(Element box annotations)
----
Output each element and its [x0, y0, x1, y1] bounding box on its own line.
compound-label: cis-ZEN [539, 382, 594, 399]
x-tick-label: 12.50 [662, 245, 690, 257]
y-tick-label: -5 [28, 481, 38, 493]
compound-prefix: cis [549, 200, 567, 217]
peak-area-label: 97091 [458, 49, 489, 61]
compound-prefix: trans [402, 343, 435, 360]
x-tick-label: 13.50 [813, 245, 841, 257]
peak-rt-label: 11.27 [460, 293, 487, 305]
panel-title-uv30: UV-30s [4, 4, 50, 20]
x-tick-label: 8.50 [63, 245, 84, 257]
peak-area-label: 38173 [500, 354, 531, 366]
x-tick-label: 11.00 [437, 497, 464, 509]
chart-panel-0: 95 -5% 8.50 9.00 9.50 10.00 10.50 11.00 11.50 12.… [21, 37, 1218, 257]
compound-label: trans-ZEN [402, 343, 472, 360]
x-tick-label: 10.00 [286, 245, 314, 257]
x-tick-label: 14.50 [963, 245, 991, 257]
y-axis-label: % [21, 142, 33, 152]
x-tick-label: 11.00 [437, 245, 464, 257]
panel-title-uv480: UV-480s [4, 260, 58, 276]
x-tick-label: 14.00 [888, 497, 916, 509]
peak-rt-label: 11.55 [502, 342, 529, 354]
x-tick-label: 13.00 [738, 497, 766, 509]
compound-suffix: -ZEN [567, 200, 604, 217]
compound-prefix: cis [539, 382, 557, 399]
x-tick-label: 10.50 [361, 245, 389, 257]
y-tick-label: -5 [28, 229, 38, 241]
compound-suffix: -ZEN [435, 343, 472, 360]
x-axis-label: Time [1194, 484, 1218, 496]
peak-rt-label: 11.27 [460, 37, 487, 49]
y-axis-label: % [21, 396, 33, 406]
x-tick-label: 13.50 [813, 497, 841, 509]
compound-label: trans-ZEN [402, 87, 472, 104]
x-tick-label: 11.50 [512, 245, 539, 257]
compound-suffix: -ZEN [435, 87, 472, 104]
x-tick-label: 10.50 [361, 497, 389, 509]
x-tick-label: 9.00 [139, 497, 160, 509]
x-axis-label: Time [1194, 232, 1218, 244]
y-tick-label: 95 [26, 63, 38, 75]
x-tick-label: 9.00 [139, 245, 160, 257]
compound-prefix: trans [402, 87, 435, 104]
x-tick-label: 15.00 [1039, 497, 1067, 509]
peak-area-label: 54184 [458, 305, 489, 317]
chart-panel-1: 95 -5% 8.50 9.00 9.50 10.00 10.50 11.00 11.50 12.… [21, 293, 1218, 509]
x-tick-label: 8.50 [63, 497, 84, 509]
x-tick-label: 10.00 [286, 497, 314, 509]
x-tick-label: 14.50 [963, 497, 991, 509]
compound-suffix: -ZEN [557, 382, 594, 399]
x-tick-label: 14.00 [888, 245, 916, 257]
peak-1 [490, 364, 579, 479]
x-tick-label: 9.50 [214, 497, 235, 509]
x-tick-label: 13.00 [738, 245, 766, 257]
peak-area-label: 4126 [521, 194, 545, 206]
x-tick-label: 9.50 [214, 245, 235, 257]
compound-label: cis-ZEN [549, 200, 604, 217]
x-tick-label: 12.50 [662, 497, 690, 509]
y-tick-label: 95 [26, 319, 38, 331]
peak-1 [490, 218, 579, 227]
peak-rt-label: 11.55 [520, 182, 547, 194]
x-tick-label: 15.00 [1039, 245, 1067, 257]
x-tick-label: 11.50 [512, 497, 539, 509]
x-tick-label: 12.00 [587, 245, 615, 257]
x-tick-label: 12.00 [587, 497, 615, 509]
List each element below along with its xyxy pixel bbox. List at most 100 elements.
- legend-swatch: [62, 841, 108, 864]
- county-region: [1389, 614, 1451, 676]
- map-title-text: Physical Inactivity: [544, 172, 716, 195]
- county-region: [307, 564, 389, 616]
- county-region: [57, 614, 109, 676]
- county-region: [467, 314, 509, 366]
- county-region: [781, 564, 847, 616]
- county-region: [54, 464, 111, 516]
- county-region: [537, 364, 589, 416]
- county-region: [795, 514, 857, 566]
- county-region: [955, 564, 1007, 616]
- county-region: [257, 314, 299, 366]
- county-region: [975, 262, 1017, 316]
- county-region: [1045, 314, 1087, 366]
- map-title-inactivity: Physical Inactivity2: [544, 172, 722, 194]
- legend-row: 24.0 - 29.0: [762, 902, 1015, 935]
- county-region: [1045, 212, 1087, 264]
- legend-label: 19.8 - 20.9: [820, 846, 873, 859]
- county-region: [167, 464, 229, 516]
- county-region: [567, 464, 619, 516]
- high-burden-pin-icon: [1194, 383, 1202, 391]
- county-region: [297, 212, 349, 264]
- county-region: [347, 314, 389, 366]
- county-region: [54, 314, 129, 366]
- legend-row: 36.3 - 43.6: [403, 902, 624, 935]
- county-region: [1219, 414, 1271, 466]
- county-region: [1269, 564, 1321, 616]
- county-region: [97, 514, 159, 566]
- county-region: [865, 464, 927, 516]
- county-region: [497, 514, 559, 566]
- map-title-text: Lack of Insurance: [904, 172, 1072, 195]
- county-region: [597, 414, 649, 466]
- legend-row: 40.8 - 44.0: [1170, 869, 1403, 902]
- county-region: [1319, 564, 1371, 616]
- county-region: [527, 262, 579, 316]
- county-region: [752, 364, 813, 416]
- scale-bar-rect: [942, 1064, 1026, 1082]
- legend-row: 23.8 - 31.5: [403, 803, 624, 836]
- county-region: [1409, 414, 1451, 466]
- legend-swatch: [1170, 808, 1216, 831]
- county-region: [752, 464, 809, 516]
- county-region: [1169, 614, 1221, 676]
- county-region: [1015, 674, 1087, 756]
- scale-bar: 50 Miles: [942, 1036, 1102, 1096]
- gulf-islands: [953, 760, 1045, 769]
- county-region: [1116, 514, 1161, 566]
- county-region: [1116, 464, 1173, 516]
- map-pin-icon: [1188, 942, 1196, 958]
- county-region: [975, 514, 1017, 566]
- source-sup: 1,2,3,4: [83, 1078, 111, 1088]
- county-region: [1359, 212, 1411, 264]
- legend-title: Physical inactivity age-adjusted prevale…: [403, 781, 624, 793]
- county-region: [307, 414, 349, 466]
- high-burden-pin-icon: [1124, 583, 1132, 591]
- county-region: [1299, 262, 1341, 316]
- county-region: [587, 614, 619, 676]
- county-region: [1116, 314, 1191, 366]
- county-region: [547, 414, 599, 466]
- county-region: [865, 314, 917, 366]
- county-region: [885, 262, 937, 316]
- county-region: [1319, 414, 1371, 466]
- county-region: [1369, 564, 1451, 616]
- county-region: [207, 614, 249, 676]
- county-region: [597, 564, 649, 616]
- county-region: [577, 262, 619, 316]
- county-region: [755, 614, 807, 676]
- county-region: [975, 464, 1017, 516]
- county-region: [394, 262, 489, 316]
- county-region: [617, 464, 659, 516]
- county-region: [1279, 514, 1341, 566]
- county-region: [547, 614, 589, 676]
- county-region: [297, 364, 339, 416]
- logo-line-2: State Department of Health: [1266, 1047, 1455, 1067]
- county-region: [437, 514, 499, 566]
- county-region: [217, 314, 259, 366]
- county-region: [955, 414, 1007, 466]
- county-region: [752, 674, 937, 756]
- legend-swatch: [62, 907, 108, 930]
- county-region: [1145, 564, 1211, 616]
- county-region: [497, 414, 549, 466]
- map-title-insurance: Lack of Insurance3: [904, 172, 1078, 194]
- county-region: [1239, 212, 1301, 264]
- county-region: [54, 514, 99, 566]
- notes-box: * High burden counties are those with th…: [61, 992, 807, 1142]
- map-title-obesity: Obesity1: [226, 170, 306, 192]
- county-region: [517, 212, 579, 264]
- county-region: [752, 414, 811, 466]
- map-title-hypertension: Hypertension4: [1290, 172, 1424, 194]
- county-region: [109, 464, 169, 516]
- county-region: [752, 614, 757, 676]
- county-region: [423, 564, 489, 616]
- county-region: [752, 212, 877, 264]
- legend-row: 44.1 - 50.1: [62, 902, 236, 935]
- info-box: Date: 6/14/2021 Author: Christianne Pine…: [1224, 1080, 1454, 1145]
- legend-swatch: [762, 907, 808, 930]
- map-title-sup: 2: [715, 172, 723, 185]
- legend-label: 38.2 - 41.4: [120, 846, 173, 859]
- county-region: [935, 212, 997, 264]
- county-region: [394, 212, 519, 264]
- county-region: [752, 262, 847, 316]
----
### [Problem]
Copy the listing from its first line through the line containing "compound-suffix: -ZEN [567, 200, 604, 217]", inclusive, and change each "peak-rt-label" to "retention-time-label" while keeping everything else the same.

### [Task solution]
Output each element and its [x0, y0, x1, y1] bounding box on its own line.
compound-label: cis-ZEN [539, 382, 594, 399]
x-tick-label: 12.50 [662, 245, 690, 257]
y-tick-label: -5 [28, 481, 38, 493]
compound-prefix: cis [549, 200, 567, 217]
peak-area-label: 97091 [458, 49, 489, 61]
compound-prefix: trans [402, 343, 435, 360]
x-tick-label: 13.50 [813, 245, 841, 257]
retention-time-label: 11.27 [460, 293, 487, 305]
panel-title-uv30: UV-30s [4, 4, 50, 20]
x-tick-label: 8.50 [63, 245, 84, 257]
peak-area-label: 38173 [500, 354, 531, 366]
x-tick-label: 11.00 [437, 497, 464, 509]
chart-panel-0: 95 -5% 8.50 9.00 9.50 10.00 10.50 11.00 11.50 12.… [21, 37, 1218, 257]
compound-label: trans-ZEN [402, 343, 472, 360]
x-tick-label: 10.00 [286, 245, 314, 257]
x-tick-label: 14.50 [963, 245, 991, 257]
y-axis-label: % [21, 142, 33, 152]
x-tick-label: 11.00 [437, 245, 464, 257]
panel-title-uv480: UV-480s [4, 260, 58, 276]
x-tick-label: 14.00 [888, 497, 916, 509]
retention-time-label: 11.55 [502, 342, 529, 354]
x-tick-label: 13.00 [738, 497, 766, 509]
compound-suffix: -ZEN [567, 200, 604, 217]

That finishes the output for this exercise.